▶ _DATASET ROWS_
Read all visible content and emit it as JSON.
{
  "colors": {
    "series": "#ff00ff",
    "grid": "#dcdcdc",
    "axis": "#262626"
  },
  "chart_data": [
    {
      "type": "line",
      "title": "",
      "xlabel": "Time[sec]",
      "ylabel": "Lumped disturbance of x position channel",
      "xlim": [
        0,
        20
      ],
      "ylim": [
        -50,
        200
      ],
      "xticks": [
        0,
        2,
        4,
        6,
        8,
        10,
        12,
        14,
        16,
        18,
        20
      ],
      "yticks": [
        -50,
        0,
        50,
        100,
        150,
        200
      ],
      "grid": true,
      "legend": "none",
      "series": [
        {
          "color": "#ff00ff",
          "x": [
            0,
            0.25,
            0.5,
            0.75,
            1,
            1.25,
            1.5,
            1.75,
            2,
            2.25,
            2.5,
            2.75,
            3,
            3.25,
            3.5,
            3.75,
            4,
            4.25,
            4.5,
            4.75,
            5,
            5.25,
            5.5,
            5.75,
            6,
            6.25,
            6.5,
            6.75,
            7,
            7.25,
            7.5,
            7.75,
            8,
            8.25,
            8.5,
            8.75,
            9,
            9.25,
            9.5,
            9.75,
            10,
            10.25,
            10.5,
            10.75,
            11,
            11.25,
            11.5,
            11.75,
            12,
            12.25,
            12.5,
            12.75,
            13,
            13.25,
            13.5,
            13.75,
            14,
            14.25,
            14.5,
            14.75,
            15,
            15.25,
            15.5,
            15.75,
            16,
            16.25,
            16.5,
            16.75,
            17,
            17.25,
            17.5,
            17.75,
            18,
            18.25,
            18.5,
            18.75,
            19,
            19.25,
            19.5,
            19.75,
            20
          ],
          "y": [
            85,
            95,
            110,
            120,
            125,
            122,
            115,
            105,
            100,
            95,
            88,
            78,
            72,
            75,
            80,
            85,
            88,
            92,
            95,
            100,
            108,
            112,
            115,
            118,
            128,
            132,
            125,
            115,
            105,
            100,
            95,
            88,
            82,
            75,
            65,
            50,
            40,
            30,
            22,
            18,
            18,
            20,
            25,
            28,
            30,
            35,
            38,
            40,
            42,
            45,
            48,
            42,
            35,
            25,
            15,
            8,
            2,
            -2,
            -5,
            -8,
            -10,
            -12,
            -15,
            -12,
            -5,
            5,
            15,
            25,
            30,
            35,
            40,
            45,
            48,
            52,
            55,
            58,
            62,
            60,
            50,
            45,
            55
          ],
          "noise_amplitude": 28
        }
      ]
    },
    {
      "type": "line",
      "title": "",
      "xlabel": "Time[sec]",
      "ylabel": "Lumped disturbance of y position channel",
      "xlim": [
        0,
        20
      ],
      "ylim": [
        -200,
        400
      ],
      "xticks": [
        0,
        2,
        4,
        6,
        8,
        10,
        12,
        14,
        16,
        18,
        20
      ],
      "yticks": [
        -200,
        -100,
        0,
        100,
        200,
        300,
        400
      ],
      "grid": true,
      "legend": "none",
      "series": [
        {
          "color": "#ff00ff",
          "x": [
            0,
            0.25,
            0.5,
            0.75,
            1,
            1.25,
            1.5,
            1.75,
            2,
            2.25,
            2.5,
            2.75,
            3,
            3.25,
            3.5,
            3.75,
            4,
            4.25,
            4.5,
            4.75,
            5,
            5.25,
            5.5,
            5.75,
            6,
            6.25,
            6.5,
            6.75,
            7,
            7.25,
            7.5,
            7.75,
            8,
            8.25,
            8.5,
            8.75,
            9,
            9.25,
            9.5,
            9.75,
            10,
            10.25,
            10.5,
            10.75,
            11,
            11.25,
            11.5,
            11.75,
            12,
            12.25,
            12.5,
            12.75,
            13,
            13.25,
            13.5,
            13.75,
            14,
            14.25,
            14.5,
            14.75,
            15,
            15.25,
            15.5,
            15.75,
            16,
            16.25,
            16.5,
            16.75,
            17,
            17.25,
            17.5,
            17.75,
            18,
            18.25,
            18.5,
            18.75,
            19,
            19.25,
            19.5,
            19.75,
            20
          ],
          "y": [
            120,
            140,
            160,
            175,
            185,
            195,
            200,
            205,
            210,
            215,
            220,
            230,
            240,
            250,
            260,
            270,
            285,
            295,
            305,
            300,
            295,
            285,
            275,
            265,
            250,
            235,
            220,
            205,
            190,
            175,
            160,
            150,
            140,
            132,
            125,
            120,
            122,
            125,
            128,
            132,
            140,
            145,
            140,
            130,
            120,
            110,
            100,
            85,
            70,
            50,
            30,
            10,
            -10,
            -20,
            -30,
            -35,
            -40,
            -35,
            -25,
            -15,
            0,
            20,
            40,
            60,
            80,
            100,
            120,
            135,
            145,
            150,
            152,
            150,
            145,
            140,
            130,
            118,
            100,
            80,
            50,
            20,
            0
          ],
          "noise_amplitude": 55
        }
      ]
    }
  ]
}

▶ _GOAL OF THE EXERCISE_
Exactly reproduce every line found in the records.

▶ _ANSWER IN FULL_
Read all visible content and emit it as JSON.
{
  "colors": {
    "series": "#ff00ff",
    "grid": "#dcdcdc",
    "axis": "#262626"
  },
  "chart_data": [
    {
      "type": "line",
      "title": "",
      "xlabel": "Time[sec]",
      "ylabel": "Lumped disturbance of x position channel",
      "xlim": [
        0,
        20
      ],
      "ylim": [
        -50,
        200
      ],
      "xticks": [
        0,
        2,
        4,
        6,
        8,
        10,
        12,
        14,
        16,
        18,
        20
      ],
      "yticks": [
        -50,
        0,
        50,
        100,
        150,
        200
      ],
      "grid": true,
      "legend": "none",
      "series": [
        {
          "color": "#ff00ff",
          "x": [
            0,
            0.25,
            0.5,
            0.75,
            1,
            1.25,
            1.5,
            1.75,
            2,
            2.25,
            2.5,
            2.75,
            3,
            3.25,
            3.5,
            3.75,
            4,
            4.25,
            4.5,
            4.75,
            5,
            5.25,
            5.5,
            5.75,
            6,
            6.25,
            6.5,
            6.75,
            7,
            7.25,
            7.5,
            7.75,
            8,
            8.25,
            8.5,
            8.75,
            9,
            9.25,
            9.5,
            9.75,
            10,
            10.25,
            10.5,
            10.75,
            11,
            11.25,
            11.5,
            11.75,
            12,
            12.25,
            12.5,
            12.75,
            13,
            13.25,
            13.5,
            13.75,
            14,
            14.25,
            14.5,
            14.75,
            15,
            15.25,
            15.5,
            15.75,
            16,
            16.25,
            16.5,
            16.75,
            17,
            17.25,
            17.5,
            17.75,
            18,
            18.25,
            18.5,
            18.75,
            19,
            19.25,
            19.5,
            19.75,
            20
          ],
          "y": [
            85,
            95,
            110,
            120,
            125,
            122,
            115,
            105,
            100,
            95,
            88,
            78,
            72,
            75,
            80,
            85,
            88,
            92,
            95,
            100,
            108,
            112,
            115,
            118,
            128,
            132,
            125,
            115,
            105,
            100,
            95,
            88,
            82,
            75,
            65,
            50,
            40,
            30,
            22,
            18,
            18,
            20,
            25,
            28,
            30,
            35,
            38,
            40,
            42,
            45,
            48,
            42,
            35,
            25,
            15,
            8,
            2,
            -2,
            -5,
            -8,
            -10,
            -12,
            -15,
            -12,
            -5,
            5,
            15,
            25,
            30,
            35,
            40,
            45,
            48,
            52,
            55,
            58,
            62,
            60,
            50,
            45,
            55
          ],
          "noise_amplitude": 28
        }
      ]
    },
    {
      "type": "line",
      "title": "",
      "xlabel": "Time[sec]",
      "ylabel": "Lumped disturbance of y position channel",
      "xlim": [
        0,
        20
      ],
      "ylim": [
        -200,
        400
      ],
      "xticks": [
        0,
        2,
        4,
        6,
        8,
        10,
        12,
        14,
        16,
        18,
        20
      ],
      "yticks": [
        -200,
        -100,
        0,
        100,
        200,
        300,
        400
      ],
      "grid": true,
      "legend": "none",
      "series": [
        {
          "color": "#ff00ff",
          "x": [
            0,
            0.25,
            0.5,
            0.75,
            1,
            1.25,
            1.5,
            1.75,
            2,
            2.25,
            2.5,
            2.75,
            3,
            3.25,
            3.5,
            3.75,
            4,
            4.25,
            4.5,
            4.75,
            5,
            5.25,
            5.5,
            5.75,
            6,
            6.25,
            6.5,
            6.75,
            7,
            7.25,
            7.5,
            7.75,
            8,
            8.25,
            8.5,
            8.75,
            9,
            9.25,
            9.5,
            9.75,
            10,
            10.25,
            10.5,
            10.75,
            11,
            11.25,
            11.5,
            11.75,
            12,
            12.25,
            12.5,
            12.75,
            13,
            13.25,
            13.5,
            13.75,
            14,
            14.25,
            14.5,
            14.75,
            15,
            15.25,
            15.5,
            15.75,
            16,
            16.25,
            16.5,
            16.75,
            17,
            17.25,
            17.5,
            17.75,
            18,
            18.25,
            18.5,
            18.75,
            19,
            19.25,
            19.5,
            19.75,
            20
          ],
          "y": [
            120,
            140,
            160,
            175,
            185,
            195,
            200,
            205,
            210,
            215,
            220,
            230,
            240,
            250,
            260,
            270,
            285,
            295,
            305,
            300,
            295,
            285,
            275,
            265,
            250,
            235,
            220,
            205,
            190,
            175,
            160,
            150,
            140,
            132,
            125,
            120,
            122,
            125,
            128,
            132,
            140,
            145,
            140,
            130,
            120,
            110,
            100,
            85,
            70,
            50,
            30,
            10,
            -10,
            -20,
            -30,
            -35,
            -40,
            -35,
            -25,
            -15,
            0,
            20,
            40,
            60,
            80,
            100,
            120,
            135,
            145,
            150,
            152,
            150,
            145,
            140,
            130,
            118,
            100,
            80,
            50,
            20,
            0
          ],
          "noise_amplitude": 55
        }
      ]
    }
  ]
}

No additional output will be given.